● Provided data:
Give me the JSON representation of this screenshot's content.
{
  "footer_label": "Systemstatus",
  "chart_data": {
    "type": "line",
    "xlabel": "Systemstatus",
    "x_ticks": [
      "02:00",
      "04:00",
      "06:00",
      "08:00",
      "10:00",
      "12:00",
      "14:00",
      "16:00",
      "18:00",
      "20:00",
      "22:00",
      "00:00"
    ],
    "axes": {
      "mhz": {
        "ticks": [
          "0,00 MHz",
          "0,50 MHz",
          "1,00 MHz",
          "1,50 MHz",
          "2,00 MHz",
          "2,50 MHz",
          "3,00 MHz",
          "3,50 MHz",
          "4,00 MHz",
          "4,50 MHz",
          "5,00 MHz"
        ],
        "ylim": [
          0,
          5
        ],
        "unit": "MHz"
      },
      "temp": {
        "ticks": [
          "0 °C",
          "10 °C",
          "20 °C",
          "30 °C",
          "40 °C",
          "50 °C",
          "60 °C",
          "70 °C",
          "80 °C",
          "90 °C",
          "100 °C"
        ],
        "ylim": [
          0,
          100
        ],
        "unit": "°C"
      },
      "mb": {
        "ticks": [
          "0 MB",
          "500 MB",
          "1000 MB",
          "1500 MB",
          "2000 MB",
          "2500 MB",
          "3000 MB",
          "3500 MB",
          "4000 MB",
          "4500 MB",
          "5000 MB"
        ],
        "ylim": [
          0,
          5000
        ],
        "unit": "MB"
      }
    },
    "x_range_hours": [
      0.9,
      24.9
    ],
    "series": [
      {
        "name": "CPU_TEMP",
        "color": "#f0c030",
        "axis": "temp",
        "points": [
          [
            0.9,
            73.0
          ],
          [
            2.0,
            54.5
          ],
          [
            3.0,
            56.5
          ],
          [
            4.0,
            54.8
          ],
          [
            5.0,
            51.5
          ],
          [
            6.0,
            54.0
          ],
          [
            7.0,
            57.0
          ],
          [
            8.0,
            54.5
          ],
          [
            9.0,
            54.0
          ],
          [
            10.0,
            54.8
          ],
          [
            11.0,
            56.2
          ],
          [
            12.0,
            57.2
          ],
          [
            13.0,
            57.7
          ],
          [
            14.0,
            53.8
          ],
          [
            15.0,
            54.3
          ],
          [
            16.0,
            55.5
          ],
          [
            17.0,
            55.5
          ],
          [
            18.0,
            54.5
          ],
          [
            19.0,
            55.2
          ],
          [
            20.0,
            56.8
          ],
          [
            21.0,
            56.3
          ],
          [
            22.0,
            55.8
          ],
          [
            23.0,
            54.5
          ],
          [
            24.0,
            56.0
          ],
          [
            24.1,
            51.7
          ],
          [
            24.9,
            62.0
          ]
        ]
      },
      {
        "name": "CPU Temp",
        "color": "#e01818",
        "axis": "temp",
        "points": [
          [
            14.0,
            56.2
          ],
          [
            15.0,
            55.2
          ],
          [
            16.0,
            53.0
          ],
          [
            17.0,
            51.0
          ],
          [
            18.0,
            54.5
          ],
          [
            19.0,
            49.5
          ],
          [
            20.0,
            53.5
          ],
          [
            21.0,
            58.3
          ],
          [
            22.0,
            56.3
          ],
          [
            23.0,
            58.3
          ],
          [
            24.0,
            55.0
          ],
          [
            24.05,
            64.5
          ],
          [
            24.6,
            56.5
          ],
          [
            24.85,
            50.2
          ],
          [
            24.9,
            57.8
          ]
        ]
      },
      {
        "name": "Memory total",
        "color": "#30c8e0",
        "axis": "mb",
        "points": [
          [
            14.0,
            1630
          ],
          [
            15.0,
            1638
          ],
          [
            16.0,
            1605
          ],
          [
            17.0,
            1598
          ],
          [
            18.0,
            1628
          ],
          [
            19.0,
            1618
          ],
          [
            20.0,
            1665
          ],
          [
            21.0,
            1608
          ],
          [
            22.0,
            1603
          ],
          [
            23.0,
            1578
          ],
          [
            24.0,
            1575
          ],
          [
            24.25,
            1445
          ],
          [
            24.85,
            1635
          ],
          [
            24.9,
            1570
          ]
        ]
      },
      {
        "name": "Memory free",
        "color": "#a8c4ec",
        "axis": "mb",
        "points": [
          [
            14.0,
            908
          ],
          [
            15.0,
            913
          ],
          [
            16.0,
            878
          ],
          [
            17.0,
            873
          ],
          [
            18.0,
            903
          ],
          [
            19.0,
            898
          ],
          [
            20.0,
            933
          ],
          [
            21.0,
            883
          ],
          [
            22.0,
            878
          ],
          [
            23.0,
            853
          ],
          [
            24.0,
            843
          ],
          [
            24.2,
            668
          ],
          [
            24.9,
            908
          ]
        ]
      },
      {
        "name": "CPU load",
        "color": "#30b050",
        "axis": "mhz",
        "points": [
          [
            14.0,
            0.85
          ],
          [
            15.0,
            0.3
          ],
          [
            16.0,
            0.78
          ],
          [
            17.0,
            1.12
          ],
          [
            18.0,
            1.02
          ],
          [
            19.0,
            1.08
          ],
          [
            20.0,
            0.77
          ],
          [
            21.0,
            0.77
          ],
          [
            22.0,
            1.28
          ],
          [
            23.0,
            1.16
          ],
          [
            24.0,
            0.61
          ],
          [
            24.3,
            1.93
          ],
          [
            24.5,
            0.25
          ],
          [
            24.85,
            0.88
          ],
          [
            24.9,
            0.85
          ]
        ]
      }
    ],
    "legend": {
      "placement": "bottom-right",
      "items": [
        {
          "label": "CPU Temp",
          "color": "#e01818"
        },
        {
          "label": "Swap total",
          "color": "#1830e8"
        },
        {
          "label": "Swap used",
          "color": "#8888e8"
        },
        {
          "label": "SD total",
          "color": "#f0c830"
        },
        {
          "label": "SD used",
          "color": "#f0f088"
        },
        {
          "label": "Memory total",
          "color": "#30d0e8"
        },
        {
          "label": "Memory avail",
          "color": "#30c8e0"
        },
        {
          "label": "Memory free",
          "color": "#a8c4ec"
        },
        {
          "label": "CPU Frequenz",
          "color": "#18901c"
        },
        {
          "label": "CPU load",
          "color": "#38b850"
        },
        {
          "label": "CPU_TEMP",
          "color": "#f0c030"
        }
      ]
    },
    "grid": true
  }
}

● Task goal:
Set down the entries above again, word for word.

● Solution to this exercise:
Give me the JSON representation of this screenshot's content.
{
  "footer_label": "Systemstatus",
  "chart_data": {
    "type": "line",
    "xlabel": "Systemstatus",
    "x_ticks": [
      "02:00",
      "04:00",
      "06:00",
      "08:00",
      "10:00",
      "12:00",
      "14:00",
      "16:00",
      "18:00",
      "20:00",
      "22:00",
      "00:00"
    ],
    "axes": {
      "mhz": {
        "ticks": [
          "0,00 MHz",
          "0,50 MHz",
          "1,00 MHz",
          "1,50 MHz",
          "2,00 MHz",
          "2,50 MHz",
          "3,00 MHz",
          "3,50 MHz",
          "4,00 MHz",
          "4,50 MHz",
          "5,00 MHz"
        ],
        "ylim": [
          0,
          5
        ],
        "unit": "MHz"
      },
      "temp": {
        "ticks": [
          "0 °C",
          "10 °C",
          "20 °C",
          "30 °C",
          "40 °C",
          "50 °C",
          "60 °C",
          "70 °C",
          "80 °C",
          "90 °C",
          "100 °C"
        ],
        "ylim": [
          0,
          100
        ],
        "unit": "°C"
      },
      "mb": {
        "ticks": [
          "0 MB",
          "500 MB",
          "1000 MB",
          "1500 MB",
          "2000 MB",
          "2500 MB",
          "3000 MB",
          "3500 MB",
          "4000 MB",
          "4500 MB",
          "5000 MB"
        ],
        "ylim": [
          0,
          5000
        ],
        "unit": "MB"
      }
    },
    "x_range_hours": [
      0.9,
      24.9
    ],
    "series": [
      {
        "name": "CPU_TEMP",
        "color": "#f0c030",
        "axis": "temp",
        "points": [
          [
            0.9,
            73.0
          ],
          [
            2.0,
            54.5
          ],
          [
            3.0,
            56.5
          ],
          [
            4.0,
            54.8
          ],
          [
            5.0,
            51.5
          ],
          [
            6.0,
            54.0
          ],
          [
            7.0,
            57.0
          ],
          [
            8.0,
            54.5
          ],
          [
            9.0,
            54.0
          ],
          [
            10.0,
            54.8
          ],
          [
            11.0,
            56.2
          ],
          [
            12.0,
            57.2
          ],
          [
            13.0,
            57.7
          ],
          [
            14.0,
            53.8
          ],
          [
            15.0,
            54.3
          ],
          [
            16.0,
            55.5
          ],
          [
            17.0,
            55.5
          ],
          [
            18.0,
            54.5
          ],
          [
            19.0,
            55.2
          ],
          [
            20.0,
            56.8
          ],
          [
            21.0,
            56.3
          ],
          [
            22.0,
            55.8
          ],
          [
            23.0,
            54.5
          ],
          [
            24.0,
            56.0
          ],
          [
            24.1,
            51.7
          ],
          [
            24.9,
            62.0
          ]
        ]
      },
      {
        "name": "CPU Temp",
        "color": "#e01818",
        "axis": "temp",
        "points": [
          [
            14.0,
            56.2
          ],
          [
            15.0,
            55.2
          ],
          [
            16.0,
            53.0
          ],
          [
            17.0,
            51.0
          ],
          [
            18.0,
            54.5
          ],
          [
            19.0,
            49.5
          ],
          [
            20.0,
            53.5
          ],
          [
            21.0,
            58.3
          ],
          [
            22.0,
            56.3
          ],
          [
            23.0,
            58.3
          ],
          [
            24.0,
            55.0
          ],
          [
            24.05,
            64.5
          ],
          [
            24.6,
            56.5
          ],
          [
            24.85,
            50.2
          ],
          [
            24.9,
            57.8
          ]
        ]
      },
      {
        "name": "Memory total",
        "color": "#30c8e0",
        "axis": "mb",
        "points": [
          [
            14.0,
            1630
          ],
          [
            15.0,
            1638
          ],
          [
            16.0,
            1605
          ],
          [
            17.0,
            1598
          ],
          [
            18.0,
            1628
          ],
          [
            19.0,
            1618
          ],
          [
            20.0,
            1665
          ],
          [
            21.0,
            1608
          ],
          [
            22.0,
            1603
          ],
          [
            23.0,
            1578
          ],
          [
            24.0,
            1575
          ],
          [
            24.25,
            1445
          ],
          [
            24.85,
            1635
          ],
          [
            24.9,
            1570
          ]
        ]
      },
      {
        "name": "Memory free",
        "color": "#a8c4ec",
        "axis": "mb",
        "points": [
          [
            14.0,
            908
          ],
          [
            15.0,
            913
          ],
          [
            16.0,
            878
          ],
          [
            17.0,
            873
          ],
          [
            18.0,
            903
          ],
          [
            19.0,
            898
          ],
          [
            20.0,
            933
          ],
          [
            21.0,
            883
          ],
          [
            22.0,
            878
          ],
          [
            23.0,
            853
          ],
          [
            24.0,
            843
          ],
          [
            24.2,
            668
          ],
          [
            24.9,
            908
          ]
        ]
      },
      {
        "name": "CPU load",
        "color": "#30b050",
        "axis": "mhz",
        "points": [
          [
            14.0,
            0.85
          ],
          [
            15.0,
            0.3
          ],
          [
            16.0,
            0.78
          ],
          [
            17.0,
            1.12
          ],
          [
            18.0,
            1.02
          ],
          [
            19.0,
            1.08
          ],
          [
            20.0,
            0.77
          ],
          [
            21.0,
            0.77
          ],
          [
            22.0,
            1.28
          ],
          [
            23.0,
            1.16
          ],
          [
            24.0,
            0.61
          ],
          [
            24.3,
            1.93
          ],
          [
            24.5,
            0.25
          ],
          [
            24.85,
            0.88
          ],
          [
            24.9,
            0.85
          ]
        ]
      }
    ],
    "legend": {
      "placement": "bottom-right",
      "items": [
        {
          "label": "CPU Temp",
          "color": "#e01818"
        },
        {
          "label": "Swap total",
          "color": "#1830e8"
        },
        {
          "label": "Swap used",
          "color": "#8888e8"
        },
        {
          "label": "SD total",
          "color": "#f0c830"
        },
        {
          "label": "SD used",
          "color": "#f0f088"
        },
        {
          "label": "Memory total",
          "color": "#30d0e8"
        },
        {
          "label": "Memory avail",
          "color": "#30c8e0"
        },
        {
          "label": "Memory free",
          "color": "#a8c4ec"
        },
        {
          "label": "CPU Frequenz",
          "color": "#18901c"
        },
        {
          "label": "CPU load",
          "color": "#38b850"
        },
        {
          "label": "CPU_TEMP",
          "color": "#f0c030"
        }
      ]
    },
    "grid": true
  }
}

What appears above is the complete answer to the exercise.